* Start *

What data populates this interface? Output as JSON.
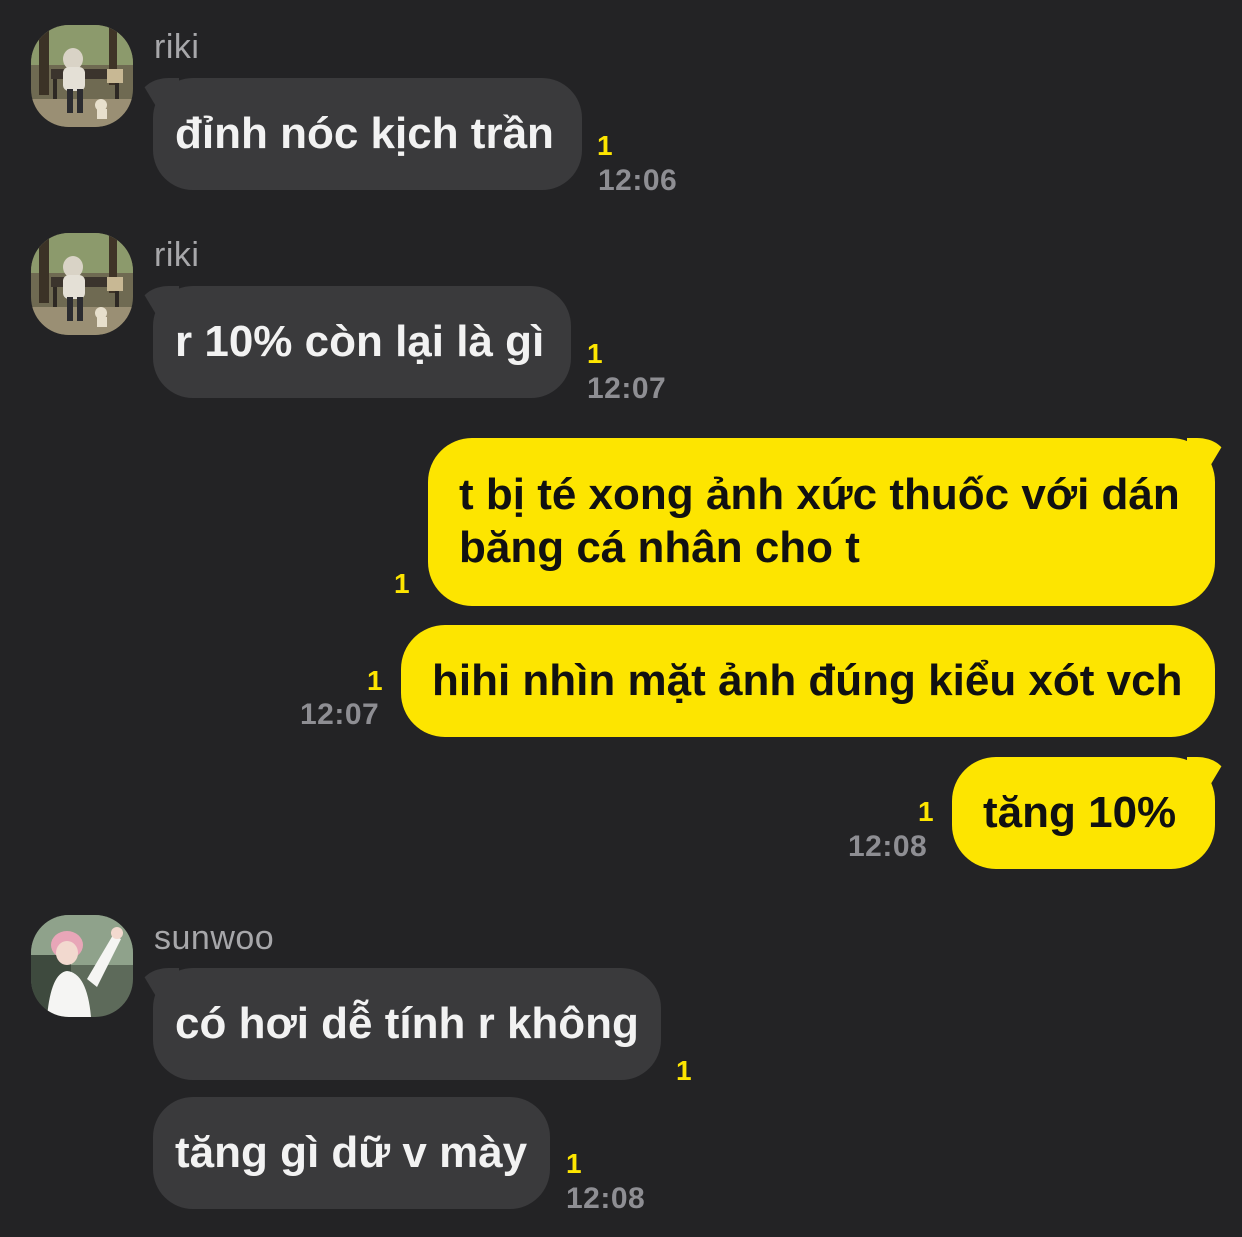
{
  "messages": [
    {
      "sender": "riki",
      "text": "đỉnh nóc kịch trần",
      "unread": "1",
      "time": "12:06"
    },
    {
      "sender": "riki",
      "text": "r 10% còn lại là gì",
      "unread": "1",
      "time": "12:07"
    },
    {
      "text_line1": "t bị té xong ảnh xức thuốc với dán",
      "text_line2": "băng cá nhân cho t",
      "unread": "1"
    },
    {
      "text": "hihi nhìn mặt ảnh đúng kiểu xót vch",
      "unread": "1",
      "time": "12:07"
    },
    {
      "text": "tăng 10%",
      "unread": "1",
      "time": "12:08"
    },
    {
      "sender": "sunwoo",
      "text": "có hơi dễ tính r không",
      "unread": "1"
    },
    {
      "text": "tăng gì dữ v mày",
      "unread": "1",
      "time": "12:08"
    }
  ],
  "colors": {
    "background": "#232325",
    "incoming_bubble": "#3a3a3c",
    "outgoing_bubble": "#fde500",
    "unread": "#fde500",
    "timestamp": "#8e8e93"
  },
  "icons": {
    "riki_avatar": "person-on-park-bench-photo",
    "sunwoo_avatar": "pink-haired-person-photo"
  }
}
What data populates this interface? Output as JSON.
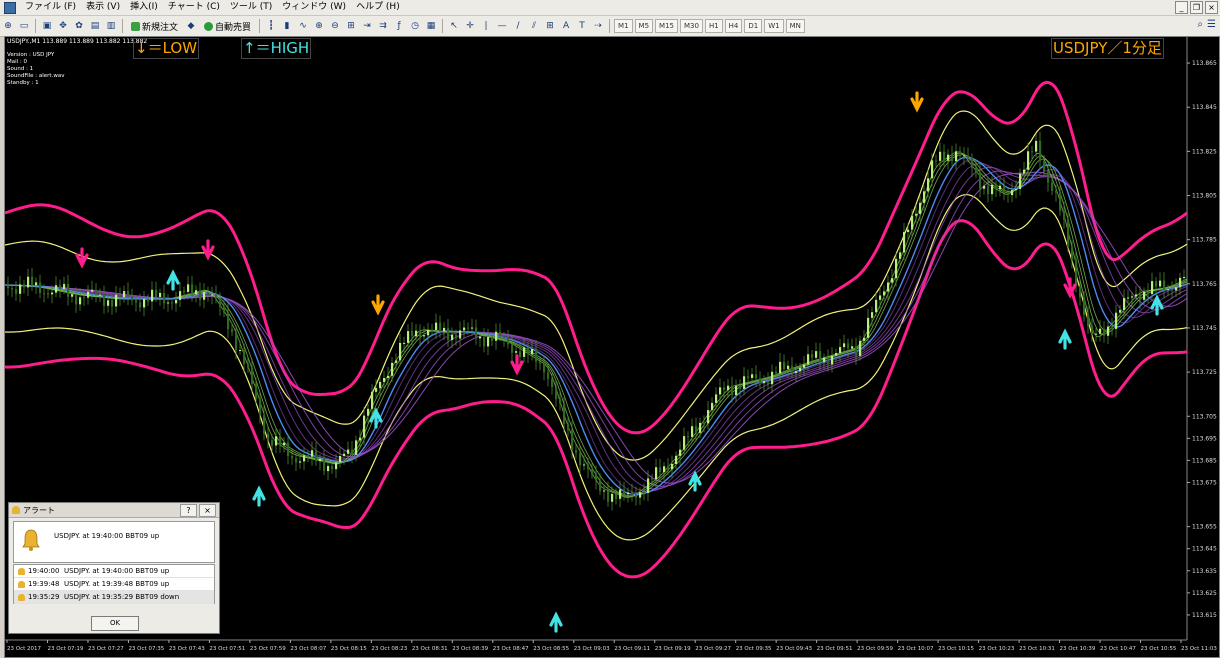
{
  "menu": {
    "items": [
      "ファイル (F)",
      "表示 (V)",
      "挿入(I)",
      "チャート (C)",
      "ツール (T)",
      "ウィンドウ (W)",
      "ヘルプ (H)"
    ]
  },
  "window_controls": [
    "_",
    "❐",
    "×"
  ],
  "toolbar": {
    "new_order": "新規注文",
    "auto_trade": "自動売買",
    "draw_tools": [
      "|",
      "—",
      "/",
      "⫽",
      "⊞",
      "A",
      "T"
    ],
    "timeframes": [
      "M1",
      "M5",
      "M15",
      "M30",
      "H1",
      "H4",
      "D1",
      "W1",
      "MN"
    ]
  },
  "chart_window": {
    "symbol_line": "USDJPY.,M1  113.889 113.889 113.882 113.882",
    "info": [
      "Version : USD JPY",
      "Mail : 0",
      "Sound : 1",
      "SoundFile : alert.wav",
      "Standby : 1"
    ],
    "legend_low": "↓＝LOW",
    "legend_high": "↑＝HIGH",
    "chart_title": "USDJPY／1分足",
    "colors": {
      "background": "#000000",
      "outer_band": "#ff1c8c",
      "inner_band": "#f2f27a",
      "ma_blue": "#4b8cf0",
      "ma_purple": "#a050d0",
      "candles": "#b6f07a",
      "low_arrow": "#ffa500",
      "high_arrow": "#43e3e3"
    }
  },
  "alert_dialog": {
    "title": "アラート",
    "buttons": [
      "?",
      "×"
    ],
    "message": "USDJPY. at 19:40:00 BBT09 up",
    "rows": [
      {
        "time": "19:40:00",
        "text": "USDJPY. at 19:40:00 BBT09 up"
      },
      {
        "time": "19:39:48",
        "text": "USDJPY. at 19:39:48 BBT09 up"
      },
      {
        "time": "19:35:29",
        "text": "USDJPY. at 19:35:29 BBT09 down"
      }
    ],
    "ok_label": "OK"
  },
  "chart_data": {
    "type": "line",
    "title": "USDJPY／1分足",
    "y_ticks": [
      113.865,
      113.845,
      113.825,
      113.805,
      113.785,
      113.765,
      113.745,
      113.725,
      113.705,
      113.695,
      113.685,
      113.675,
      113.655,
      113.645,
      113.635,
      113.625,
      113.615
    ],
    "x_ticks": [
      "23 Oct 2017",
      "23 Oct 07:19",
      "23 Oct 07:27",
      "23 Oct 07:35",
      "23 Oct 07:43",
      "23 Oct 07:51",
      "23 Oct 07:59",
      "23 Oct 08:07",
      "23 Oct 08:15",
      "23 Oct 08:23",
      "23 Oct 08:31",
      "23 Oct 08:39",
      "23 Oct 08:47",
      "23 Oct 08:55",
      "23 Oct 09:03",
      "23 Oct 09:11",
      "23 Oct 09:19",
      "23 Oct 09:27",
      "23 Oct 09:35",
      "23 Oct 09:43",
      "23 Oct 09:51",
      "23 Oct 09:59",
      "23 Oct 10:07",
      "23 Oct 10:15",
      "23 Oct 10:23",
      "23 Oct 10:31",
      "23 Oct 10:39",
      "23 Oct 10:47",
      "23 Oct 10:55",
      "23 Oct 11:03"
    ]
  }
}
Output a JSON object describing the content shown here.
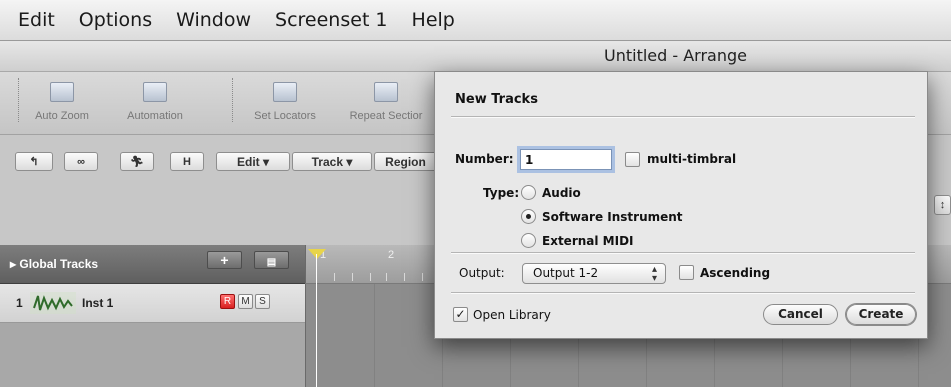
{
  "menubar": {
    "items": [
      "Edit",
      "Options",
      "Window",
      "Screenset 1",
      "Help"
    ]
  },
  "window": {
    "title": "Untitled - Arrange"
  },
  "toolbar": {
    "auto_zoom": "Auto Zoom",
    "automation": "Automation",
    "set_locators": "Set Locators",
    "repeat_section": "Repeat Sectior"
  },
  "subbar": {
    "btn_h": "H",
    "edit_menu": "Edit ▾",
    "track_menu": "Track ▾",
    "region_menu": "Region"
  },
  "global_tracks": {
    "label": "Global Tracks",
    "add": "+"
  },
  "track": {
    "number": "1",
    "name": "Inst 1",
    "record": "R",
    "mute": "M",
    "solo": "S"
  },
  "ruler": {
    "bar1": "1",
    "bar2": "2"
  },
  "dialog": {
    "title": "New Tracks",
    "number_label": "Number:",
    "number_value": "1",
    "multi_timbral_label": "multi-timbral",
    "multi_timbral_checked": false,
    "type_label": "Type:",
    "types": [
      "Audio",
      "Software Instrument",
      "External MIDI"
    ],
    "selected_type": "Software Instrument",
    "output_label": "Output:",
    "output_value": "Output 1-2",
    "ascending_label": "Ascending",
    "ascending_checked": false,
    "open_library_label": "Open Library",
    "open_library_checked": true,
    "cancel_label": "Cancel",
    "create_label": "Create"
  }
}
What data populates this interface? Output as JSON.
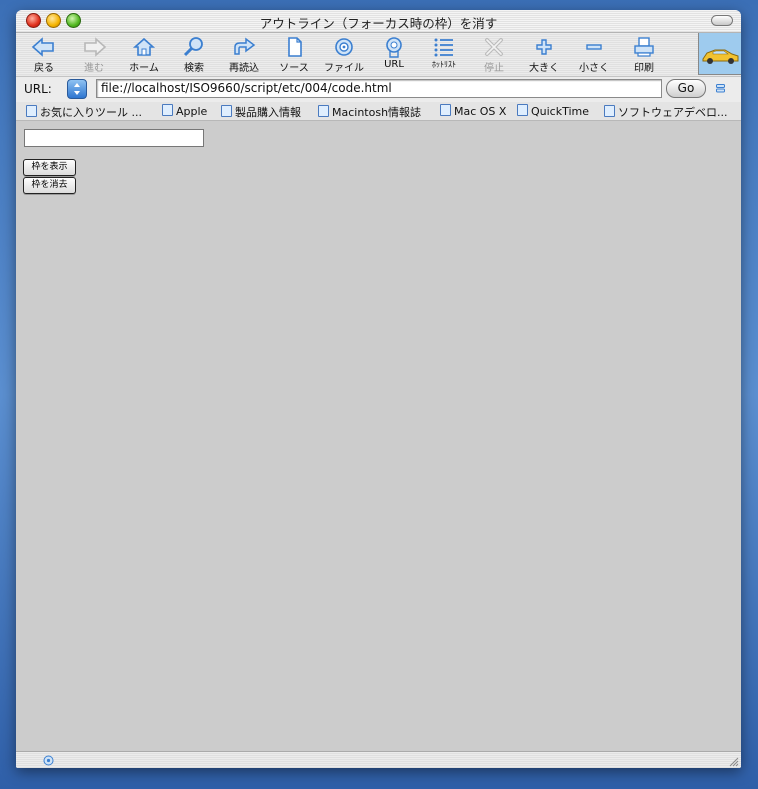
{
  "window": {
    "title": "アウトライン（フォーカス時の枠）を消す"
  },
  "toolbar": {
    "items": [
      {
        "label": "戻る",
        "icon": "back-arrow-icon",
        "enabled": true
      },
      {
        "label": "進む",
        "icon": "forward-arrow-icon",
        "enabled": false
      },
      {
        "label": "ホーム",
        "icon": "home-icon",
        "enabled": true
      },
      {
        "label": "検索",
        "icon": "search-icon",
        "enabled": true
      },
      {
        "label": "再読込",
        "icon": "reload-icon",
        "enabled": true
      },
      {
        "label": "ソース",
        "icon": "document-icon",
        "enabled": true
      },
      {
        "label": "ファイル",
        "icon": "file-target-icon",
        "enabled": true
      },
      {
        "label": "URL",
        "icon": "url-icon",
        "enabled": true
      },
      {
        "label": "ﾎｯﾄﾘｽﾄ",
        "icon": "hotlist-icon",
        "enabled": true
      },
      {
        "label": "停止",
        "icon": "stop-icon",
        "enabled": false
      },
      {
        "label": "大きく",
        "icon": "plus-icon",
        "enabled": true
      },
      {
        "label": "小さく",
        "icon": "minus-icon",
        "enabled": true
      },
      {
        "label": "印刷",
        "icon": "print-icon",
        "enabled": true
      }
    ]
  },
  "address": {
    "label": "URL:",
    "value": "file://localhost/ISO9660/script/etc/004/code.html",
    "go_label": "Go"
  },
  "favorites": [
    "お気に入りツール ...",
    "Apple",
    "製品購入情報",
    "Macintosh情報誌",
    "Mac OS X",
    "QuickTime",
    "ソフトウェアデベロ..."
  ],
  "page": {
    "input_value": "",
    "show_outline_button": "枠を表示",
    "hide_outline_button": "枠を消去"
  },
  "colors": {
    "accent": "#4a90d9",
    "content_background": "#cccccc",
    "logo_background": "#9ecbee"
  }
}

* End *

Work to do: Your task is to repeat the material above exactly, without its pictures.

Written answer:
What data populates this interface? Output as JSON.
{
  "messages": [
    {
      "sender": "riki",
      "text": "đỉnh nóc kịch trần",
      "unread": "1",
      "time": "12:06"
    },
    {
      "sender": "riki",
      "text": "r 10% còn lại là gì",
      "unread": "1",
      "time": "12:07"
    },
    {
      "text_line1": "t bị té xong ảnh xức thuốc với dán",
      "text_line2": "băng cá nhân cho t",
      "unread": "1"
    },
    {
      "text": "hihi nhìn mặt ảnh đúng kiểu xót vch",
      "unread": "1",
      "time": "12:07"
    },
    {
      "text": "tăng 10%",
      "unread": "1",
      "time": "12:08"
    },
    {
      "sender": "sunwoo",
      "text": "có hơi dễ tính r không",
      "unread": "1"
    },
    {
      "text": "tăng gì dữ v mày",
      "unread": "1",
      "time": "12:08"
    }
  ],
  "colors": {
    "background": "#232325",
    "incoming_bubble": "#3a3a3c",
    "outgoing_bubble": "#fde500",
    "unread": "#fde500",
    "timestamp": "#8e8e93"
  },
  "icons": {
    "riki_avatar": "person-on-park-bench-photo",
    "sunwoo_avatar": "pink-haired-person-photo"
  }
}
What data populates this interface? Output as JSON.
{
  "menu": {
    "items": [
      "ファイル (F)",
      "表示 (V)",
      "挿入(I)",
      "チャート (C)",
      "ツール (T)",
      "ウィンドウ (W)",
      "ヘルプ (H)"
    ]
  },
  "window_controls": [
    "_",
    "❐",
    "×"
  ],
  "toolbar": {
    "new_order": "新規注文",
    "auto_trade": "自動売買",
    "draw_tools": [
      "|",
      "—",
      "/",
      "⫽",
      "⊞",
      "A",
      "T"
    ],
    "timeframes": [
      "M1",
      "M5",
      "M15",
      "M30",
      "H1",
      "H4",
      "D1",
      "W1",
      "MN"
    ]
  },
  "chart_window": {
    "symbol_line": "USDJPY.,M1  113.889 113.889 113.882 113.882",
    "info": [
      "Version : USD JPY",
      "Mail : 0",
      "Sound : 1",
      "SoundFile : alert.wav",
      "Standby : 1"
    ],
    "legend_low": "↓＝LOW",
    "legend_high": "↑＝HIGH",
    "chart_title": "USDJPY／1分足",
    "colors": {
      "background": "#000000",
      "outer_band": "#ff1c8c",
      "inner_band": "#f2f27a",
      "ma_blue": "#4b8cf0",
      "ma_purple": "#a050d0",
      "candles": "#b6f07a",
      "low_arrow": "#ffa500",
      "high_arrow": "#43e3e3"
    }
  },
  "alert_dialog": {
    "title": "アラート",
    "buttons": [
      "?",
      "×"
    ],
    "message": "USDJPY. at 19:40:00 BBT09 up",
    "rows": [
      {
        "time": "19:40:00",
        "text": "USDJPY. at 19:40:00 BBT09 up"
      },
      {
        "time": "19:39:48",
        "text": "USDJPY. at 19:39:48 BBT09 up"
      },
      {
        "time": "19:35:29",
        "text": "USDJPY. at 19:35:29 BBT09 down"
      }
    ],
    "ok_label": "OK"
  },
  "chart_data": {
    "type": "line",
    "title": "USDJPY／1分足",
    "y_ticks": [
      113.865,
      113.845,
      113.825,
      113.805,
      113.785,
      113.765,
      113.745,
      113.725,
      113.705,
      113.695,
      113.685,
      113.675,
      113.655,
      113.645,
      113.635,
      113.625,
      113.615
    ],
    "x_ticks": [
      "23 Oct 2017",
      "23 Oct 07:19",
      "23 Oct 07:27",
      "23 Oct 07:35",
      "23 Oct 07:43",
      "23 Oct 07:51",
      "23 Oct 07:59",
      "23 Oct 08:07",
      "23 Oct 08:15",
      "23 Oct 08:23",
      "23 Oct 08:31",
      "23 Oct 08:39",
      "23 Oct 08:47",
      "23 Oct 08:55",
      "23 Oct 09:03",
      "23 Oct 09:11",
      "23 Oct 09:19",
      "23 Oct 09:27",
      "23 Oct 09:35",
      "23 Oct 09:43",
      "23 Oct 09:51",
      "23 Oct 09:59",
      "23 Oct 10:07",
      "23 Oct 10:15",
      "23 Oct 10:23",
      "23 Oct 10:31",
      "23 Oct 10:39",
      "23 Oct 10:47",
      "23 Oct 10:55",
      "23 Oct 11:03"
    ]
  }
}
Output a JSON object describing the content shown here.
{
  "menubar": {
    "items": [
      "Edit",
      "Options",
      "Window",
      "Screenset 1",
      "Help"
    ]
  },
  "window": {
    "title": "Untitled - Arrange"
  },
  "toolbar": {
    "auto_zoom": "Auto Zoom",
    "automation": "Automation",
    "set_locators": "Set Locators",
    "repeat_section": "Repeat Sectior"
  },
  "subbar": {
    "btn_h": "H",
    "edit_menu": "Edit ▾",
    "track_menu": "Track ▾",
    "region_menu": "Region"
  },
  "global_tracks": {
    "label": "Global Tracks",
    "add": "+"
  },
  "track": {
    "number": "1",
    "name": "Inst 1",
    "record": "R",
    "mute": "M",
    "solo": "S"
  },
  "ruler": {
    "bar1": "1",
    "bar2": "2"
  },
  "dialog": {
    "title": "New Tracks",
    "number_label": "Number:",
    "number_value": "1",
    "multi_timbral_label": "multi-timbral",
    "multi_timbral_checked": false,
    "type_label": "Type:",
    "types": [
      "Audio",
      "Software Instrument",
      "External MIDI"
    ],
    "selected_type": "Software Instrument",
    "output_label": "Output:",
    "output_value": "Output 1-2",
    "ascending_label": "Ascending",
    "ascending_checked": false,
    "open_library_label": "Open Library",
    "open_library_checked": true,
    "cancel_label": "Cancel",
    "create_label": "Create"
  }
}
What data populates this interface? Output as JSON.
{
  "window": {
    "title": "アウトライン（フォーカス時の枠）を消す"
  },
  "toolbar": {
    "items": [
      {
        "label": "戻る",
        "icon": "back-arrow-icon",
        "enabled": true
      },
      {
        "label": "進む",
        "icon": "forward-arrow-icon",
        "enabled": false
      },
      {
        "label": "ホーム",
        "icon": "home-icon",
        "enabled": true
      },
      {
        "label": "検索",
        "icon": "search-icon",
        "enabled": true
      },
      {
        "label": "再読込",
        "icon": "reload-icon",
        "enabled": true
      },
      {
        "label": "ソース",
        "icon": "document-icon",
        "enabled": true
      },
      {
        "label": "ファイル",
        "icon": "file-target-icon",
        "enabled": true
      },
      {
        "label": "URL",
        "icon": "url-icon",
        "enabled": true
      },
      {
        "label": "ﾎｯﾄﾘｽﾄ",
        "icon": "hotlist-icon",
        "enabled": true
      },
      {
        "label": "停止",
        "icon": "stop-icon",
        "enabled": false
      },
      {
        "label": "大きく",
        "icon": "plus-icon",
        "enabled": true
      },
      {
        "label": "小さく",
        "icon": "minus-icon",
        "enabled": true
      },
      {
        "label": "印刷",
        "icon": "print-icon",
        "enabled": true
      }
    ]
  },
  "address": {
    "label": "URL:",
    "value": "file://localhost/ISO9660/script/etc/004/code.html",
    "go_label": "Go"
  },
  "favorites": [
    "お気に入りツール ...",
    "Apple",
    "製品購入情報",
    "Macintosh情報誌",
    "Mac OS X",
    "QuickTime",
    "ソフトウェアデベロ..."
  ],
  "page": {
    "input_value": "",
    "show_outline_button": "枠を表示",
    "hide_outline_button": "枠を消去"
  },
  "colors": {
    "accent": "#4a90d9",
    "content_background": "#cccccc",
    "logo_background": "#9ecbee"
  }
}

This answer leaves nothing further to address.